## STORED RECORDS
———

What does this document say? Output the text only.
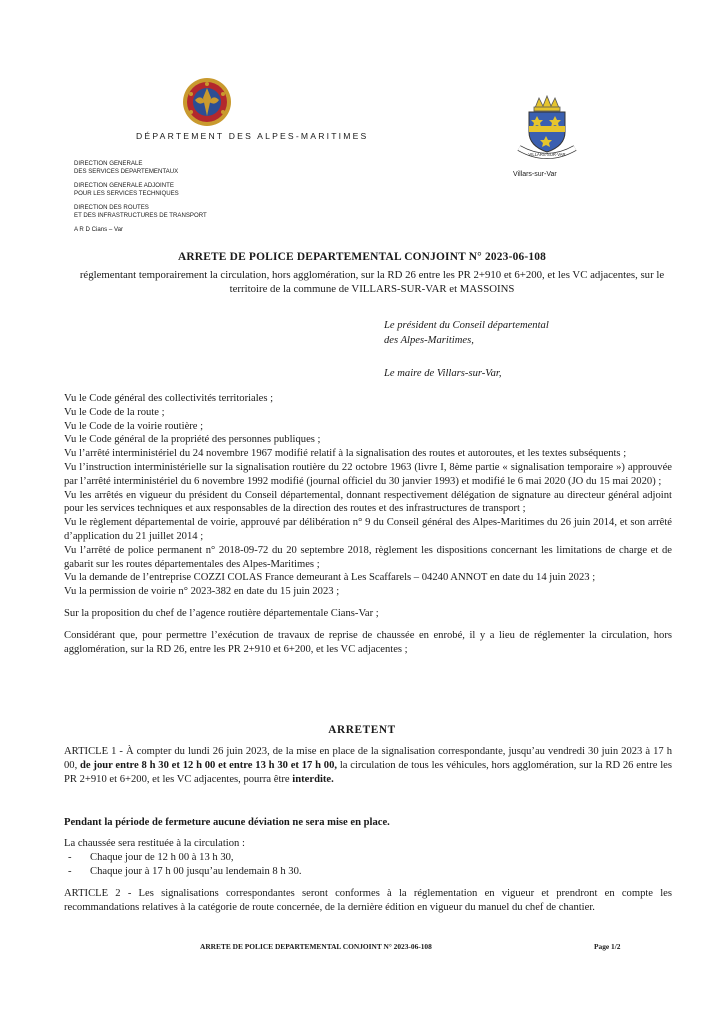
DÉPARTEMENT DES ALPES-MARITIMES
DIRECTION GENERALE
DES SERVICES DEPARTEMENTAUX
DIRECTION GENERALE ADJOINTE
POUR LES SERVICES TECHNIQUES
DIRECTION DES ROUTES
ET DES INFRASTRUCTURES DE TRANSPORT
A R D Cians – Var
VILLARS·SUR·VAR
Villars-sur-Var
ARRETE DE POLICE DEPARTEMENTAL CONJOINT N° 2023-06-108
réglementant temporairement la circulation, hors agglomération, sur la RD 26 entre les PR 2+910 et 6+200, et les VC adjacentes, sur le territoire de la commune de VILLARS-SUR-VAR et MASSOINS
Le président du Conseil départemental
des Alpes-Maritimes,
Le maire de Villars-sur-Var,

Vu le Code général des collectivités territoriales ;

Vu le Code de la route ;

Vu le Code de la voirie routière ;

Vu le Code général de la propriété des personnes publiques ;

Vu l’arrêté interministériel du 24 novembre 1967 modifié relatif à la signalisation des routes et autoroutes, et les textes subséquents ;

Vu l’instruction interministérielle sur la signalisation routière du 22 octobre 1963 (livre I, 8ème partie « signalisation temporaire ») approuvée par l’arrêté interministériel du 6 novembre 1992 modifié (journal officiel du 30 janvier 1993) et modifié le 6 mai 2020 (JO du 15 mai 2020) ;

Vu les arrêtés en vigueur du président du Conseil départemental, donnant respectivement délégation de signature au directeur général adjoint pour les services techniques et aux responsables de la direction des routes et des infrastructures de transport ;

Vu le règlement départemental de voirie, approuvé par délibération n° 9 du Conseil général des Alpes-Maritimes du 26 juin 2014, et son arrêté d’application du 21 juillet 2014 ;

Vu l’arrêté de police permanent n° 2018-09-72 du 20 septembre 2018, règlement les dispositions concernant les limitations de charge et de gabarit sur les routes départementales des Alpes-Maritimes ;

Vu la demande de l’entreprise COZZI COLAS France demeurant à Les Scaffarels – 04240 ANNOT en date du 14 juin 2023 ;

Vu la permission de voirie n° 2023-382 en date du 15 juin 2023 ;

Sur la proposition du chef de l’agence routière départementale Cians-Var ;

Considérant que, pour permettre l’exécution de travaux de reprise de chaussée en enrobé, il y a lieu de réglementer la circulation, hors agglomération, sur la RD 26, entre les PR 2+910 et 6+200, et les VC adjacentes ;

ARRETENT
ARTICLE 1 - À compter du lundi 26 juin 2023, de la mise en place de la signalisation correspondante, jusqu’au vendredi 30 juin 2023 à 17 h 00, de jour entre 8 h 30 et 12 h 00 et entre 13 h 30 et 17 h 00, la circulation de tous les véhicules, hors agglomération, sur la RD 26 entre les PR 2+910 et 6+200, et les VC adjacentes, pourra être interdite.
Pendant la période de fermeture aucune déviation ne sera mise en place.
La chaussée sera restituée à la circulation :
- Chaque jour de 12 h 00 à 13 h 30,
- Chaque jour à 17 h 00 jusqu’au lendemain 8 h 30.
ARTICLE 2 - Les signalisations correspondantes seront conformes à la réglementation en vigueur et prendront en compte les recommandations relatives à la catégorie de route concernée, de la dernière édition en vigueur du manuel du chef de chantier.
ARRETE DE POLICE DEPARTEMENTAL CONJOINT N° 2023-06-108	Page 1/2
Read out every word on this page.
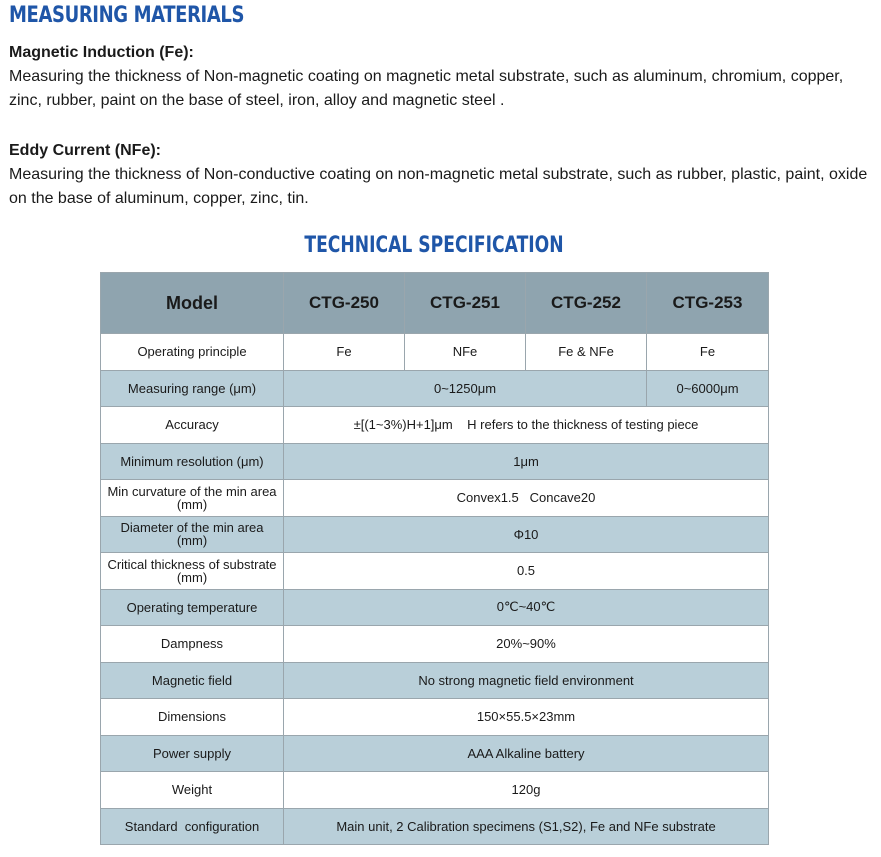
MEASURING MATERIALS
Magnetic Induction (Fe):

Measuring the thickness of Non-magnetic coating on magnetic metal substrate, such as aluminum, chromium, copper, zinc, rubber, paint on the base of steel, iron, alloy and magnetic steel .

Eddy Current (NFe):

Measuring the thickness of Non-conductive coating on non-magnetic metal substrate, such as rubber, plastic, paint, oxide on the base of aluminum, copper, zinc, tin.

TECHNICAL SPECIFICATION
Model	CTG-250	CTG-251	CTG-252	CTG-253
Operating principle	Fe	NFe	Fe & NFe	Fe
Measuring range (μm)	0~1250μm			0~6000μm
Accuracy	±[(1~3%)H+1]μm    H refers to the thickness of testing piece			
Minimum resolution (μm)	1μm			
Min curvature of the min area (mm)	Convex1.5   Concave20			
Diameter of the min area (mm)	Φ10			
Critical thickness of substrate (mm)	0.5			
Operating temperature	0℃~40℃			
Dampness	20%~90%			
Magnetic field	No strong magnetic field environment			
Dimensions	150×55.5×23mm			
Power supply	AAA Alkaline battery			
Weight	120g			
Standard  configuration	Main unit, 2 Calibration specimens (S1,S2), Fe and NFe substrate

———

Would you return the data exactly as written, without the pictures?

## RESULT FOR THIS EXERCISE
What does this document say? Output the text only.
DÉPARTEMENT DES ALPES-MARITIMES
DIRECTION GENERALE
DES SERVICES DEPARTEMENTAUX
DIRECTION GENERALE ADJOINTE
POUR LES SERVICES TECHNIQUES
DIRECTION DES ROUTES
ET DES INFRASTRUCTURES DE TRANSPORT
A R D Cians – Var
VILLARS·SUR·VAR
Villars-sur-Var
ARRETE DE POLICE DEPARTEMENTAL CONJOINT N° 2023-06-108
réglementant temporairement la circulation, hors agglomération, sur la RD 26 entre les PR 2+910 et 6+200, et les VC adjacentes, sur le territoire de la commune de VILLARS-SUR-VAR et MASSOINS
Le président du Conseil départemental
des Alpes-Maritimes,
Le maire de Villars-sur-Var,

Vu le Code général des collectivités territoriales ;

Vu le Code de la route ;

Vu le Code de la voirie routière ;

Vu le Code général de la propriété des personnes publiques ;

Vu l’arrêté interministériel du 24 novembre 1967 modifié relatif à la signalisation des routes et autoroutes, et les textes subséquents ;

Vu l’instruction interministérielle sur la signalisation routière du 22 octobre 1963 (livre I, 8ème partie « signalisation temporaire ») approuvée par l’arrêté interministériel du 6 novembre 1992 modifié (journal officiel du 30 janvier 1993) et modifié le 6 mai 2020 (JO du 15 mai 2020) ;

Vu les arrêtés en vigueur du président du Conseil départemental, donnant respectivement délégation de signature au directeur général adjoint pour les services techniques et aux responsables de la direction des routes et des infrastructures de transport ;

Vu le règlement départemental de voirie, approuvé par délibération n° 9 du Conseil général des Alpes-Maritimes du 26 juin 2014, et son arrêté d’application du 21 juillet 2014 ;

Vu l’arrêté de police permanent n° 2018-09-72 du 20 septembre 2018, règlement les dispositions concernant les limitations de charge et de gabarit sur les routes départementales des Alpes-Maritimes ;

Vu la demande de l’entreprise COZZI COLAS France demeurant à Les Scaffarels – 04240 ANNOT en date du 14 juin 2023 ;

Vu la permission de voirie n° 2023-382 en date du 15 juin 2023 ;

Sur la proposition du chef de l’agence routière départementale Cians-Var ;

Considérant que, pour permettre l’exécution de travaux de reprise de chaussée en enrobé, il y a lieu de réglementer la circulation, hors agglomération, sur la RD 26, entre les PR 2+910 et 6+200, et les VC adjacentes ;

ARRETENT
ARTICLE 1 - À compter du lundi 26 juin 2023, de la mise en place de la signalisation correspondante, jusqu’au vendredi 30 juin 2023 à 17 h 00, de jour entre 8 h 30 et 12 h 00 et entre 13 h 30 et 17 h 00, la circulation de tous les véhicules, hors agglomération, sur la RD 26 entre les PR 2+910 et 6+200, et les VC adjacentes, pourra être interdite.
Pendant la période de fermeture aucune déviation ne sera mise en place.
La chaussée sera restituée à la circulation :
- Chaque jour de 12 h 00 à 13 h 30,
- Chaque jour à 17 h 00 jusqu’au lendemain 8 h 30.
ARTICLE 2 - Les signalisations correspondantes seront conformes à la réglementation en vigueur et prendront en compte les recommandations relatives à la catégorie de route concernée, de la dernière édition en vigueur du manuel du chef de chantier.
ARRETE DE POLICE DEPARTEMENTAL CONJOINT N° 2023-06-108	Page 1/2
Read out every word on this page.
MEASURING MATERIALS
Magnetic Induction (Fe):

Measuring the thickness of Non-magnetic coating on magnetic metal substrate, such as aluminum, chromium, copper, zinc, rubber, paint on the base of steel, iron, alloy and magnetic steel .

Eddy Current (NFe):

Measuring the thickness of Non-conductive coating on non-magnetic metal substrate, such as rubber, plastic, paint, oxide on the base of aluminum, copper, zinc, tin.

TECHNICAL SPECIFICATION
Model	CTG-250	CTG-251	CTG-252	CTG-253
Operating principle	Fe	NFe	Fe & NFe	Fe
Measuring range (μm)	0~1250μm			0~6000μm
Accuracy	±[(1~3%)H+1]μm    H refers to the thickness of testing piece			
Minimum resolution (μm)	1μm			
Min curvature of the min area (mm)	Convex1.5   Concave20			
Diameter of the min area (mm)	Φ10			
Critical thickness of substrate (mm)	0.5			
Operating temperature	0℃~40℃			
Dampness	20%~90%			
Magnetic field	No strong magnetic field environment			
Dimensions	150×55.5×23mm			
Power supply	AAA Alkaline battery			
Weight	120g			
Standard  configuration	Main unit, 2 Calibration specimens (S1,S2), Fe and NFe substrate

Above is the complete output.